Task goal:
Copy out all lines of the records in which the word "Excluding" appears.

Data shown:
____

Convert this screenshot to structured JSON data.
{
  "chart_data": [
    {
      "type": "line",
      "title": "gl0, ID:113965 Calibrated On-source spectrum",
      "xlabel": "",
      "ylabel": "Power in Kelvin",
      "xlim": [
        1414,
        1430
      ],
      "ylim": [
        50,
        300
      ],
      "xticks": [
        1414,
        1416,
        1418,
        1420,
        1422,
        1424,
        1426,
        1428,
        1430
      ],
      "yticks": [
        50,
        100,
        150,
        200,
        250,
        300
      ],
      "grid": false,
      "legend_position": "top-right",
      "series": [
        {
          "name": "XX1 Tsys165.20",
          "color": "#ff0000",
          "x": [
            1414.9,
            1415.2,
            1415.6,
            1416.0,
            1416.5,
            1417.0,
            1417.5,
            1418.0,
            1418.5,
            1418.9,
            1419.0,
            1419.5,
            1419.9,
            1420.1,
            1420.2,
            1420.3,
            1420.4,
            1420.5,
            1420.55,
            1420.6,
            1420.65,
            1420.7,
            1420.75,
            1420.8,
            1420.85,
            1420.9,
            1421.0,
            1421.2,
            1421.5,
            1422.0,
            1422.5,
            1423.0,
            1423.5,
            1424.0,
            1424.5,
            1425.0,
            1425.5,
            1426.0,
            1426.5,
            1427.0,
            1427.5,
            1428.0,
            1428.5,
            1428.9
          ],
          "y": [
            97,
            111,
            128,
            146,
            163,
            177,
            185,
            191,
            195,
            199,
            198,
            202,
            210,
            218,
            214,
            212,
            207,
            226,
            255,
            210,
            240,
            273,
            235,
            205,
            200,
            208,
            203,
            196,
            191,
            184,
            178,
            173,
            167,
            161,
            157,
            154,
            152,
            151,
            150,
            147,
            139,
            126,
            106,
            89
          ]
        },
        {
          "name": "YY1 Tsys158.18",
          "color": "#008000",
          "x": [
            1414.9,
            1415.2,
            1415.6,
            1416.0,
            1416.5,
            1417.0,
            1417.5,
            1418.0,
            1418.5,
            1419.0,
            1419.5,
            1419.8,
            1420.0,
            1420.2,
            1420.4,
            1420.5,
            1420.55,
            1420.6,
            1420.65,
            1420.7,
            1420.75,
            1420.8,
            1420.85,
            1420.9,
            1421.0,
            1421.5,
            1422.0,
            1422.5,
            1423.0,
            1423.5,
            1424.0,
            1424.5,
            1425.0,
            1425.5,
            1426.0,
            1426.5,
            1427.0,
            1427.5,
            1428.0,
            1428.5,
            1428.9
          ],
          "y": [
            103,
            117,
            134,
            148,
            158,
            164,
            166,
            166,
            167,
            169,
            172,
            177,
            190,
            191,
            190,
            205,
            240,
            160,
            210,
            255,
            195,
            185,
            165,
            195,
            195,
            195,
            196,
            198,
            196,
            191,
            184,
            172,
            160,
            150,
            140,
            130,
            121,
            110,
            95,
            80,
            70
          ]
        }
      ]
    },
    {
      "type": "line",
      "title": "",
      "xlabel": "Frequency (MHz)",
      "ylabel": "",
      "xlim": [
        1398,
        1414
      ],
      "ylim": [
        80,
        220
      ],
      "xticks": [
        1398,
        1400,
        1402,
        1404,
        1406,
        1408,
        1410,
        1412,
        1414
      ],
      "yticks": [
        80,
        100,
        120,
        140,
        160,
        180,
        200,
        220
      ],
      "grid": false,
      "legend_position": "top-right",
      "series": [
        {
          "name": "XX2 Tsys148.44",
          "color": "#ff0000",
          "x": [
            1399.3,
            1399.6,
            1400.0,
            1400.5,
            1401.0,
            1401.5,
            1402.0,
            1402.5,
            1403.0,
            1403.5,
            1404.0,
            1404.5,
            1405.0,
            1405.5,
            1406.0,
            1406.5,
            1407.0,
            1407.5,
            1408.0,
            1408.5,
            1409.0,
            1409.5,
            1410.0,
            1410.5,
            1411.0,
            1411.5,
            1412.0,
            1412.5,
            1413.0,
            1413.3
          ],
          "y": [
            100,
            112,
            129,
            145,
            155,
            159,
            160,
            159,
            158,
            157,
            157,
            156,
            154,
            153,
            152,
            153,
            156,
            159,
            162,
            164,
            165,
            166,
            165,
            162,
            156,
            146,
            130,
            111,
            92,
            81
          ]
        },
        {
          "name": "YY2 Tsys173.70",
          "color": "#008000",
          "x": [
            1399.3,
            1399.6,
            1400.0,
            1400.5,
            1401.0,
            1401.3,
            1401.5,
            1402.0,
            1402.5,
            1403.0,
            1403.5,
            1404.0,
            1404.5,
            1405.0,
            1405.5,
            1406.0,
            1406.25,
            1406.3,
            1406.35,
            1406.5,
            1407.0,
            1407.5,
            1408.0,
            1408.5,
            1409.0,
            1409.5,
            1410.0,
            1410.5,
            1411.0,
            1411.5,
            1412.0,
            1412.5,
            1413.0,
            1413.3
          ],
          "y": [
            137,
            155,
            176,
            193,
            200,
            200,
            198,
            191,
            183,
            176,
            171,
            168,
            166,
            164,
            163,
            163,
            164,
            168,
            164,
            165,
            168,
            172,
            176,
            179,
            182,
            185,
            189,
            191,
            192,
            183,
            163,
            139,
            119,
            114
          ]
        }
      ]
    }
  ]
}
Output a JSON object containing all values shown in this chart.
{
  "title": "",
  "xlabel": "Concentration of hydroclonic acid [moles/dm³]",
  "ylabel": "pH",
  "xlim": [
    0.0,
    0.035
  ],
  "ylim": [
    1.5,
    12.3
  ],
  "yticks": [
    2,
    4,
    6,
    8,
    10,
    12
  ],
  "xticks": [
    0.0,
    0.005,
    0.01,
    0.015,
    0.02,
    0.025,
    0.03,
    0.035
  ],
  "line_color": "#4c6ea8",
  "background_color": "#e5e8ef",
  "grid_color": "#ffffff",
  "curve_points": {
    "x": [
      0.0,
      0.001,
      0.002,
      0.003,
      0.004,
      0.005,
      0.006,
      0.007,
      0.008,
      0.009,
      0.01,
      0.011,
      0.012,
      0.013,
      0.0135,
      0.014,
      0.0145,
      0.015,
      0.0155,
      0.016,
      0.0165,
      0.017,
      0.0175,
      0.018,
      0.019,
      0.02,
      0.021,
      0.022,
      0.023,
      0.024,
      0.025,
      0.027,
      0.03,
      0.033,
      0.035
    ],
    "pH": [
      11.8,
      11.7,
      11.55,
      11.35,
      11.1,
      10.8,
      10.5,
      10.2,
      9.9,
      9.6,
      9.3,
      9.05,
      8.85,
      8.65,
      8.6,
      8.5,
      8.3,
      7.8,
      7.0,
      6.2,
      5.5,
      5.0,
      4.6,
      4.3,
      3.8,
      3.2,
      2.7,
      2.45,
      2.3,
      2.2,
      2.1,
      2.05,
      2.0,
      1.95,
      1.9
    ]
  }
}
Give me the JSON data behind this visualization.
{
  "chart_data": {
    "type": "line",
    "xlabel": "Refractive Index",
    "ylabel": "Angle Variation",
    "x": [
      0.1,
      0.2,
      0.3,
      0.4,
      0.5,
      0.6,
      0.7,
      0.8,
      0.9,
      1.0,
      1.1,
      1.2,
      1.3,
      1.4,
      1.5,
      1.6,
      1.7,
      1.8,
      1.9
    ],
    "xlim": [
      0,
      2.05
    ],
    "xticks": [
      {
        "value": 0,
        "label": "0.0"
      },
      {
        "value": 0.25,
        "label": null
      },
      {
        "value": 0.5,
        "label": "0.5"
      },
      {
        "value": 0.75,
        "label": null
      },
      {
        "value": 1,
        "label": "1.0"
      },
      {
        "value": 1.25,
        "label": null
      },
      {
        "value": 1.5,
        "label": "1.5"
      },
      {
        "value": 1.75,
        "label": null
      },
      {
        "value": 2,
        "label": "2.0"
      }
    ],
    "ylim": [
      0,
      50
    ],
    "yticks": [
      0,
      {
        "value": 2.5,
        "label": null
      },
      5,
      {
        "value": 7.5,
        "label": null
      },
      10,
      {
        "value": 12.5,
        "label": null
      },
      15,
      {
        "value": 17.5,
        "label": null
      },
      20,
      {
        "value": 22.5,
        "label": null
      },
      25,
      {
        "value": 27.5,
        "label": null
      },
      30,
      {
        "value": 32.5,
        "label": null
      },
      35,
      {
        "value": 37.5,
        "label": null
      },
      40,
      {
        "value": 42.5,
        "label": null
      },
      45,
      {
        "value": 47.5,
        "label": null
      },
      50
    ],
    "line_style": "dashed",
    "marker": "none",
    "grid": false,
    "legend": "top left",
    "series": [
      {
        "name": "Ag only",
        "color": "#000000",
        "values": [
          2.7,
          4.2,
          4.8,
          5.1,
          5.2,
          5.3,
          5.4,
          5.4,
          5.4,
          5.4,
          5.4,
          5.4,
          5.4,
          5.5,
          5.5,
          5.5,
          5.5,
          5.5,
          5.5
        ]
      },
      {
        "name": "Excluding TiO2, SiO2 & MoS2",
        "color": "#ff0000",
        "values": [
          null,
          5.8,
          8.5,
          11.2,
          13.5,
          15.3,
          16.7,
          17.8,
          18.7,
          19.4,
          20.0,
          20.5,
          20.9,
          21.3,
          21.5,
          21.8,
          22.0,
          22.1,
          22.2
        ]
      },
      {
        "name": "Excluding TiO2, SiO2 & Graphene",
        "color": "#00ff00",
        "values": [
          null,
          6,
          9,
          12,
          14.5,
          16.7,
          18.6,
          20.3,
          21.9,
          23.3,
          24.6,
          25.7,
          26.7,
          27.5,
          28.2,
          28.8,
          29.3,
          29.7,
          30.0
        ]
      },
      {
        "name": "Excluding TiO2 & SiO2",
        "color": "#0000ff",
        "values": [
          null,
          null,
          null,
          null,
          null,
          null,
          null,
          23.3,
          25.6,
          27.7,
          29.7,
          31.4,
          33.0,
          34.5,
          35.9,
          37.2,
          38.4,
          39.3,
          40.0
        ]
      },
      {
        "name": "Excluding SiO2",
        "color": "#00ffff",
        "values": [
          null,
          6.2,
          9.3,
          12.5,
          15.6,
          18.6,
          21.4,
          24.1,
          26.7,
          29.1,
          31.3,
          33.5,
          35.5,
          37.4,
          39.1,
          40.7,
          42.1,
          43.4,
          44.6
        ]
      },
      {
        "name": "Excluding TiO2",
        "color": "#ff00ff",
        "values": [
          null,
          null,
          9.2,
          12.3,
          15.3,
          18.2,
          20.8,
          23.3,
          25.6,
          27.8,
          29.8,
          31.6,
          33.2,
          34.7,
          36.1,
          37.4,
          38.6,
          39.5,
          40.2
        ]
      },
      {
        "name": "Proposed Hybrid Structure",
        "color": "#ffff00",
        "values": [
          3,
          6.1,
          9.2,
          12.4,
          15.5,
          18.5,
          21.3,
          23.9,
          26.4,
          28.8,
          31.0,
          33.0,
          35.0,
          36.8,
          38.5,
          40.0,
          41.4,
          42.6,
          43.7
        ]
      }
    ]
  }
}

____

Finished answer:
        "name": "Excluding TiO2, SiO2 & MoS2",
        "name": "Excluding TiO2, SiO2 & Graphene",
        "name": "Excluding TiO2 & SiO2",
        "name": "Excluding SiO2",
        "name": "Excluding TiO2",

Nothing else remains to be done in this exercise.